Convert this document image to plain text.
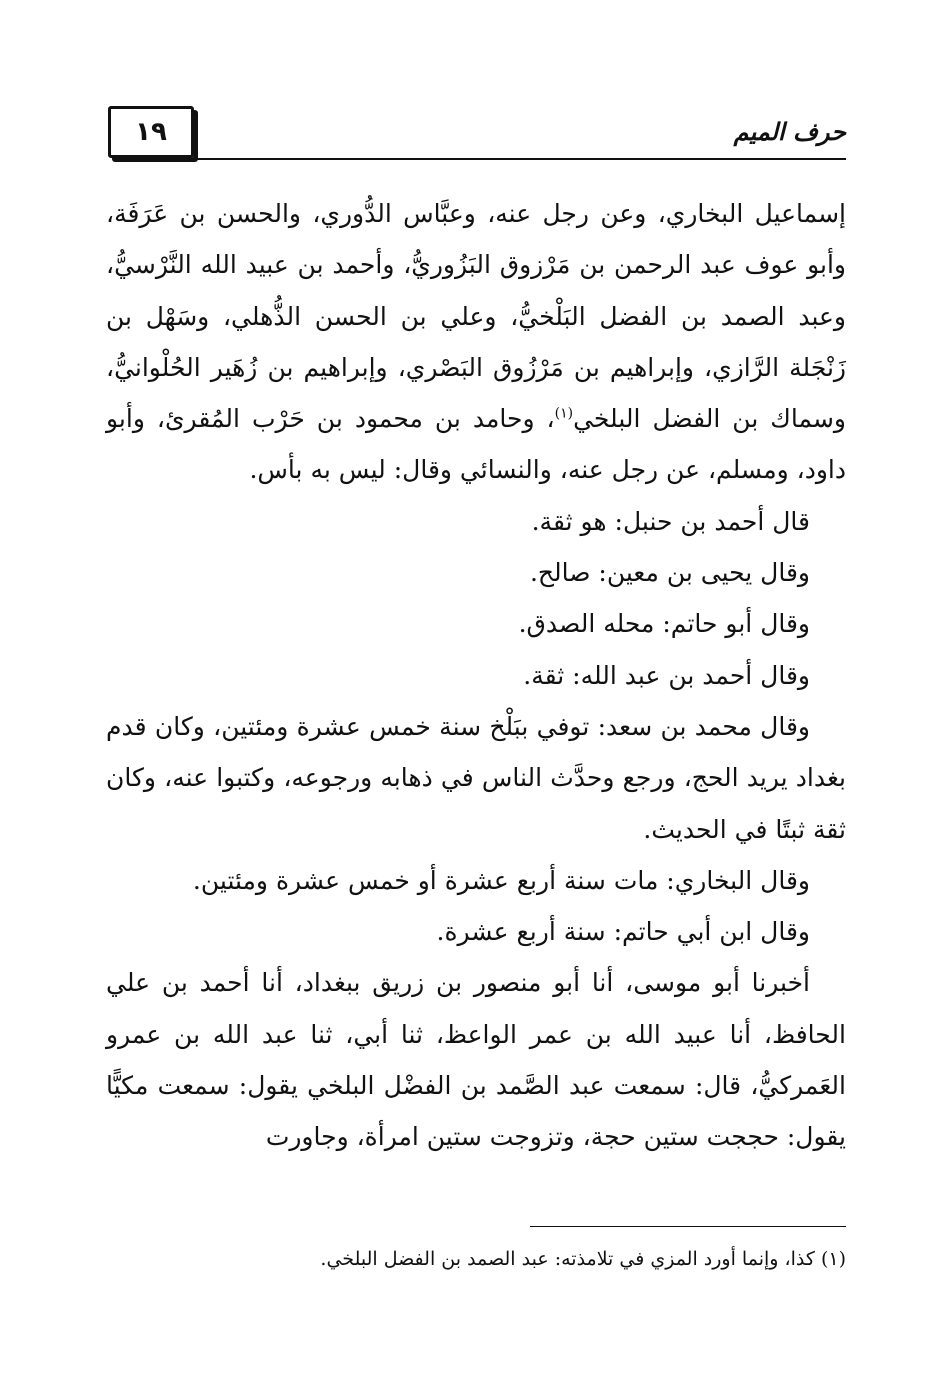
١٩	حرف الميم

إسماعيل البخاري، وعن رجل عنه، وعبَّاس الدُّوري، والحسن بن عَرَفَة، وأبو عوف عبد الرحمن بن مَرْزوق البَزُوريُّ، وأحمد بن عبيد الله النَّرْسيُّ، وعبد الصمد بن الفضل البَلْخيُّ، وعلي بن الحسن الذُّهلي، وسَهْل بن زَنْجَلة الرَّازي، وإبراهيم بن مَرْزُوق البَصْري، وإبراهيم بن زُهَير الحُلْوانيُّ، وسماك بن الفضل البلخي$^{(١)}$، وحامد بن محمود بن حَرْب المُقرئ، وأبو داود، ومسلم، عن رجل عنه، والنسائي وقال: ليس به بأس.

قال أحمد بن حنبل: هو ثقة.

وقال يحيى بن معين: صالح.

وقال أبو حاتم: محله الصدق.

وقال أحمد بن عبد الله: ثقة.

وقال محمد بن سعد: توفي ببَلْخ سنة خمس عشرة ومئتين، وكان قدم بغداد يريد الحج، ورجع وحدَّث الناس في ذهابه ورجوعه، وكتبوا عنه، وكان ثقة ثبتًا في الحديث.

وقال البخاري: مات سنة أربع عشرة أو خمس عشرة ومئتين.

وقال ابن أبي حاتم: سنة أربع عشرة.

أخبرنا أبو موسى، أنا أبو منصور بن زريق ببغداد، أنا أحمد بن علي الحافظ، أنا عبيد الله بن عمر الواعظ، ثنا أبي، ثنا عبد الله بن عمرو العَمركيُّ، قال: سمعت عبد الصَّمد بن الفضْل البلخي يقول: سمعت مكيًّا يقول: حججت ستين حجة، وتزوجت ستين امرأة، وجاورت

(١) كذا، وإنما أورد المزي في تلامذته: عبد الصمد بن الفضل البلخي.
******
Written problem →
Leave out the pictures and output the rest of the material exactly as written.

Full output →
Convert this document image to plain text.
١٩	حرف الميم

إسماعيل البخاري، وعن رجل عنه، وعبَّاس الدُّوري، والحسن بن عَرَفَة، وأبو عوف عبد الرحمن بن مَرْزوق البَزُوريُّ، وأحمد بن عبيد الله النَّرْسيُّ، وعبد الصمد بن الفضل البَلْخيُّ، وعلي بن الحسن الذُّهلي، وسَهْل بن زَنْجَلة الرَّازي، وإبراهيم بن مَرْزُوق البَصْري، وإبراهيم بن زُهَير الحُلْوانيُّ، وسماك بن الفضل البلخي$^{(١)}$، وحامد بن محمود بن حَرْب المُقرئ، وأبو داود، ومسلم، عن رجل عنه، والنسائي وقال: ليس به بأس.

قال أحمد بن حنبل: هو ثقة.

وقال يحيى بن معين: صالح.

وقال أبو حاتم: محله الصدق.

وقال أحمد بن عبد الله: ثقة.

وقال محمد بن سعد: توفي ببَلْخ سنة خمس عشرة ومئتين، وكان قدم بغداد يريد الحج، ورجع وحدَّث الناس في ذهابه ورجوعه، وكتبوا عنه، وكان ثقة ثبتًا في الحديث.

وقال البخاري: مات سنة أربع عشرة أو خمس عشرة ومئتين.

وقال ابن أبي حاتم: سنة أربع عشرة.

أخبرنا أبو موسى، أنا أبو منصور بن زريق ببغداد، أنا أحمد بن علي الحافظ، أنا عبيد الله بن عمر الواعظ، ثنا أبي، ثنا عبد الله بن عمرو العَمركيُّ، قال: سمعت عبد الصَّمد بن الفضْل البلخي يقول: سمعت مكيًّا يقول: حججت ستين حجة، وتزوجت ستين امرأة، وجاورت

(١) كذا، وإنما أورد المزي في تلامذته: عبد الصمد بن الفضل البلخي.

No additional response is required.